> [Aim]:
For every line in the data below that contains "Политические", copy the line.

## BEGIN Record excerpts

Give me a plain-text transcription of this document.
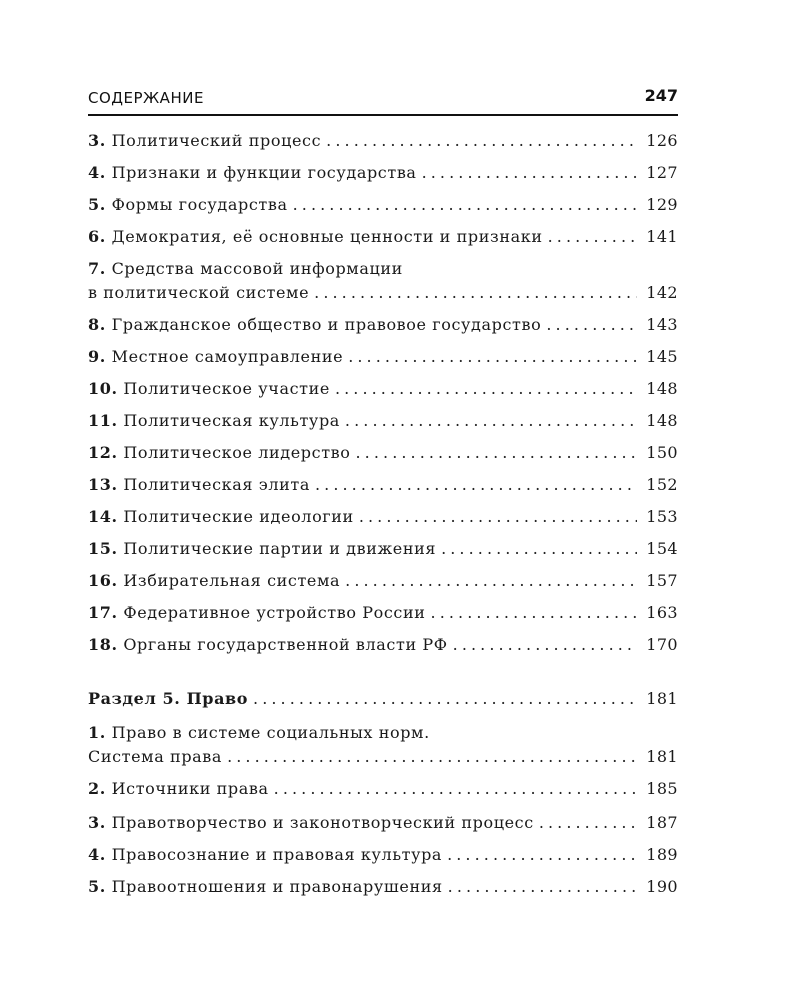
СОДЕРЖАНИЕ	247
3. Политический процесс . . .	126
4. Признаки и функции государства . . .	127
5. Формы государства . . .	129
6. Демократия, её основные ценности и признаки . . .	141
7. Средства массовой информации
в политической системе . . .	142
8. Гражданское общество и правовое государство . . .	143
9. Местное самоуправление . . .	145
10. Политическое участие . . .	148
11. Политическая культура . . .	148
12. Политическое лидерство . . .	150
13. Политическая элита . . .	152
14. Политические идеологии . . .	153
15. Политические партии и движения . . .	154
16. Избирательная система . . .	157
17. Федеративное устройство России . . .	163
18. Органы государственной власти РФ . . .	170
Раздел 5. Право . . .	181
1. Право в системе социальных норм.
Система права . . .	181
2. Источники права . . .	185
3. Правотворчество и законотворческий процесс . . .	187
4. Правосознание и правовая культура . . .	189
5. Правоотношения и правонарушения . . .	190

## END Record excerpts

> [Solved exercise]:
14. Политические идеологии . . .	153
15. Политические партии и движения . . .	154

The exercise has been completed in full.